Listed entries.
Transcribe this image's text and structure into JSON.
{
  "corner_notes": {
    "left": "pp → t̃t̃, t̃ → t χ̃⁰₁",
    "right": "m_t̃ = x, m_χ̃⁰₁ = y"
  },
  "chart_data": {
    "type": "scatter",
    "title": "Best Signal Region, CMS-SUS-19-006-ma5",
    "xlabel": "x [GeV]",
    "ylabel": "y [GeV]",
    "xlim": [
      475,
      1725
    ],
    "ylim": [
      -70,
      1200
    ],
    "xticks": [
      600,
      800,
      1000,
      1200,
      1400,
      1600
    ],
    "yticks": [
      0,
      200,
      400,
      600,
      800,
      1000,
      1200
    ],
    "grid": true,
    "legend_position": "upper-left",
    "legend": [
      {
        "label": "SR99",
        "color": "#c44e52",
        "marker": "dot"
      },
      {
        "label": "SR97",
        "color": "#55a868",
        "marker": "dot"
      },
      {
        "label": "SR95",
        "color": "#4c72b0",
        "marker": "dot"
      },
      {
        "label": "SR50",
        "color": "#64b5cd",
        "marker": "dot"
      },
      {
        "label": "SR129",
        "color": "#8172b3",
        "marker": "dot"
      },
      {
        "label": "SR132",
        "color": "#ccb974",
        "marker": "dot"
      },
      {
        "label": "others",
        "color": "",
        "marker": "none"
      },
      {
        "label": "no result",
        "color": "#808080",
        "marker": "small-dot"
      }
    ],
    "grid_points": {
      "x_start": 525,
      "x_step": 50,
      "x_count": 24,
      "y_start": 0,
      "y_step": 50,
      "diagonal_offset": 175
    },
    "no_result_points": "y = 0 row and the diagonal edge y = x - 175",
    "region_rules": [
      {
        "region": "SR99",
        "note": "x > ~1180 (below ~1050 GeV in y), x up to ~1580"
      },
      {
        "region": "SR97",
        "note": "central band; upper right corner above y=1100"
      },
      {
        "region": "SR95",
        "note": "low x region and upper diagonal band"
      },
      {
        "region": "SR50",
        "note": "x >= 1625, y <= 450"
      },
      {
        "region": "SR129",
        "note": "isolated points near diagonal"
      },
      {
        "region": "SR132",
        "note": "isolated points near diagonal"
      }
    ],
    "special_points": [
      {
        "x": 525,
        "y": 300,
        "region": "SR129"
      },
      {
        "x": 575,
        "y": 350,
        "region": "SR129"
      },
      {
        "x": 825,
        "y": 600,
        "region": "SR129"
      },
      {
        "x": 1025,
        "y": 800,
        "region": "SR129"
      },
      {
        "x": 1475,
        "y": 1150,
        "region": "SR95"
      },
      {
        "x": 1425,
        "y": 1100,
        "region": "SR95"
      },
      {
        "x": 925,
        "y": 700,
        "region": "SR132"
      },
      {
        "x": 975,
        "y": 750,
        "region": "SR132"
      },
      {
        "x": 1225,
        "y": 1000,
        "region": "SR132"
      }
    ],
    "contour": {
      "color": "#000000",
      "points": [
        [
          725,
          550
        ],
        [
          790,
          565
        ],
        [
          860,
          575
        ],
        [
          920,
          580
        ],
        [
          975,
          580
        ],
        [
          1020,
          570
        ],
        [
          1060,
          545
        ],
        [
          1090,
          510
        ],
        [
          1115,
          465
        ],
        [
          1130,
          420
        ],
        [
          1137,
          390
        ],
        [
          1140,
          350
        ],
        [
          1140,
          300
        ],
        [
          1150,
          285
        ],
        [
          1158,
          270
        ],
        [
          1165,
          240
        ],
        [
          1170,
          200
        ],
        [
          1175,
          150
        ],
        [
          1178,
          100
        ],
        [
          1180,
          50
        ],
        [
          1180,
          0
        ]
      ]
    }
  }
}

Task directions.
Retype all of the data shown above, word for word.

Exercise result.
Transcribe this image's text and structure into JSON.
{
  "corner_notes": {
    "left": "pp → t̃t̃, t̃ → t χ̃⁰₁",
    "right": "m_t̃ = x, m_χ̃⁰₁ = y"
  },
  "chart_data": {
    "type": "scatter",
    "title": "Best Signal Region, CMS-SUS-19-006-ma5",
    "xlabel": "x [GeV]",
    "ylabel": "y [GeV]",
    "xlim": [
      475,
      1725
    ],
    "ylim": [
      -70,
      1200
    ],
    "xticks": [
      600,
      800,
      1000,
      1200,
      1400,
      1600
    ],
    "yticks": [
      0,
      200,
      400,
      600,
      800,
      1000,
      1200
    ],
    "grid": true,
    "legend_position": "upper-left",
    "legend": [
      {
        "label": "SR99",
        "color": "#c44e52",
        "marker": "dot"
      },
      {
        "label": "SR97",
        "color": "#55a868",
        "marker": "dot"
      },
      {
        "label": "SR95",
        "color": "#4c72b0",
        "marker": "dot"
      },
      {
        "label": "SR50",
        "color": "#64b5cd",
        "marker": "dot"
      },
      {
        "label": "SR129",
        "color": "#8172b3",
        "marker": "dot"
      },
      {
        "label": "SR132",
        "color": "#ccb974",
        "marker": "dot"
      },
      {
        "label": "others",
        "color": "",
        "marker": "none"
      },
      {
        "label": "no result",
        "color": "#808080",
        "marker": "small-dot"
      }
    ],
    "grid_points": {
      "x_start": 525,
      "x_step": 50,
      "x_count": 24,
      "y_start": 0,
      "y_step": 50,
      "diagonal_offset": 175
    },
    "no_result_points": "y = 0 row and the diagonal edge y = x - 175",
    "region_rules": [
      {
        "region": "SR99",
        "note": "x > ~1180 (below ~1050 GeV in y), x up to ~1580"
      },
      {
        "region": "SR97",
        "note": "central band; upper right corner above y=1100"
      },
      {
        "region": "SR95",
        "note": "low x region and upper diagonal band"
      },
      {
        "region": "SR50",
        "note": "x >= 1625, y <= 450"
      },
      {
        "region": "SR129",
        "note": "isolated points near diagonal"
      },
      {
        "region": "SR132",
        "note": "isolated points near diagonal"
      }
    ],
    "special_points": [
      {
        "x": 525,
        "y": 300,
        "region": "SR129"
      },
      {
        "x": 575,
        "y": 350,
        "region": "SR129"
      },
      {
        "x": 825,
        "y": 600,
        "region": "SR129"
      },
      {
        "x": 1025,
        "y": 800,
        "region": "SR129"
      },
      {
        "x": 1475,
        "y": 1150,
        "region": "SR95"
      },
      {
        "x": 1425,
        "y": 1100,
        "region": "SR95"
      },
      {
        "x": 925,
        "y": 700,
        "region": "SR132"
      },
      {
        "x": 975,
        "y": 750,
        "region": "SR132"
      },
      {
        "x": 1225,
        "y": 1000,
        "region": "SR132"
      }
    ],
    "contour": {
      "color": "#000000",
      "points": [
        [
          725,
          550
        ],
        [
          790,
          565
        ],
        [
          860,
          575
        ],
        [
          920,
          580
        ],
        [
          975,
          580
        ],
        [
          1020,
          570
        ],
        [
          1060,
          545
        ],
        [
          1090,
          510
        ],
        [
          1115,
          465
        ],
        [
          1130,
          420
        ],
        [
          1137,
          390
        ],
        [
          1140,
          350
        ],
        [
          1140,
          300
        ],
        [
          1150,
          285
        ],
        [
          1158,
          270
        ],
        [
          1165,
          240
        ],
        [
          1170,
          200
        ],
        [
          1175,
          150
        ],
        [
          1178,
          100
        ],
        [
          1180,
          50
        ],
        [
          1180,
          0
        ]
      ]
    }
  }
}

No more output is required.